- _Brief_
Transcribe the records below exactly as they appear, omitting any pictures.

- _The records_

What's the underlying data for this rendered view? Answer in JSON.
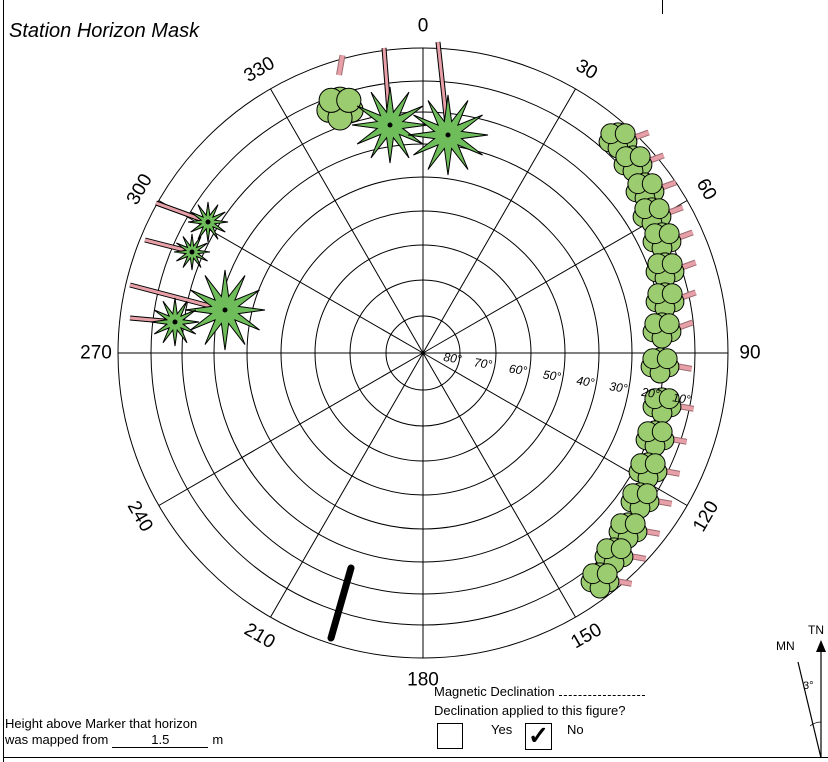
{
  "title": "Station Horizon Mask",
  "azimuth_labels": [
    "0",
    "30",
    "60",
    "90",
    "120",
    "150",
    "180",
    "210",
    "240",
    "270",
    "300",
    "330"
  ],
  "elevation_labels": [
    "80°",
    "70°",
    "60°",
    "50°",
    "40°",
    "30°",
    "20°",
    "10°"
  ],
  "height": {
    "line1": "Height above Marker that horizon",
    "line2_prefix": "was mapped from",
    "value": "1.5",
    "unit": "m"
  },
  "declination": {
    "label": "Magnetic Declination",
    "question": "Declination applied to this figure?",
    "yes_label": "Yes",
    "no_label": "No",
    "no_checked_mark": "✓"
  },
  "north": {
    "true_north": "TN",
    "magnetic_north": "MN",
    "angle": "3°"
  },
  "obstructions": [
    {
      "type": "palm-tree",
      "azimuth": 352
    },
    {
      "type": "palm-tree",
      "azimuth": 5
    },
    {
      "type": "tree",
      "azimuth": 340
    },
    {
      "type": "tree-line",
      "azimuth_range": [
        35,
        155
      ]
    },
    {
      "type": "palm-tree",
      "azimuth": 290
    },
    {
      "type": "palm-tree",
      "azimuth": 280
    },
    {
      "type": "pole",
      "azimuth": 200
    }
  ],
  "colors": {
    "foliage": "#9ccc70",
    "palm": "#6ebd5a",
    "trunk": "#e8a0a8",
    "outline": "#000000"
  }
}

- _Exercise response_
What's the underlying data for this rendered view? Answer in JSON.
{
  "title": "Station Horizon Mask",
  "azimuth_labels": [
    "0",
    "30",
    "60",
    "90",
    "120",
    "150",
    "180",
    "210",
    "240",
    "270",
    "300",
    "330"
  ],
  "elevation_labels": [
    "80°",
    "70°",
    "60°",
    "50°",
    "40°",
    "30°",
    "20°",
    "10°"
  ],
  "height": {
    "line1": "Height above Marker that horizon",
    "line2_prefix": "was mapped from",
    "value": "1.5",
    "unit": "m"
  },
  "declination": {
    "label": "Magnetic Declination",
    "question": "Declination applied to this figure?",
    "yes_label": "Yes",
    "no_label": "No",
    "no_checked_mark": "✓"
  },
  "north": {
    "true_north": "TN",
    "magnetic_north": "MN",
    "angle": "3°"
  },
  "obstructions": [
    {
      "type": "palm-tree",
      "azimuth": 352
    },
    {
      "type": "palm-tree",
      "azimuth": 5
    },
    {
      "type": "tree",
      "azimuth": 340
    },
    {
      "type": "tree-line",
      "azimuth_range": [
        35,
        155
      ]
    },
    {
      "type": "palm-tree",
      "azimuth": 290
    },
    {
      "type": "palm-tree",
      "azimuth": 280
    },
    {
      "type": "pole",
      "azimuth": 200
    }
  ],
  "colors": {
    "foliage": "#9ccc70",
    "palm": "#6ebd5a",
    "trunk": "#e8a0a8",
    "outline": "#000000"
  }
}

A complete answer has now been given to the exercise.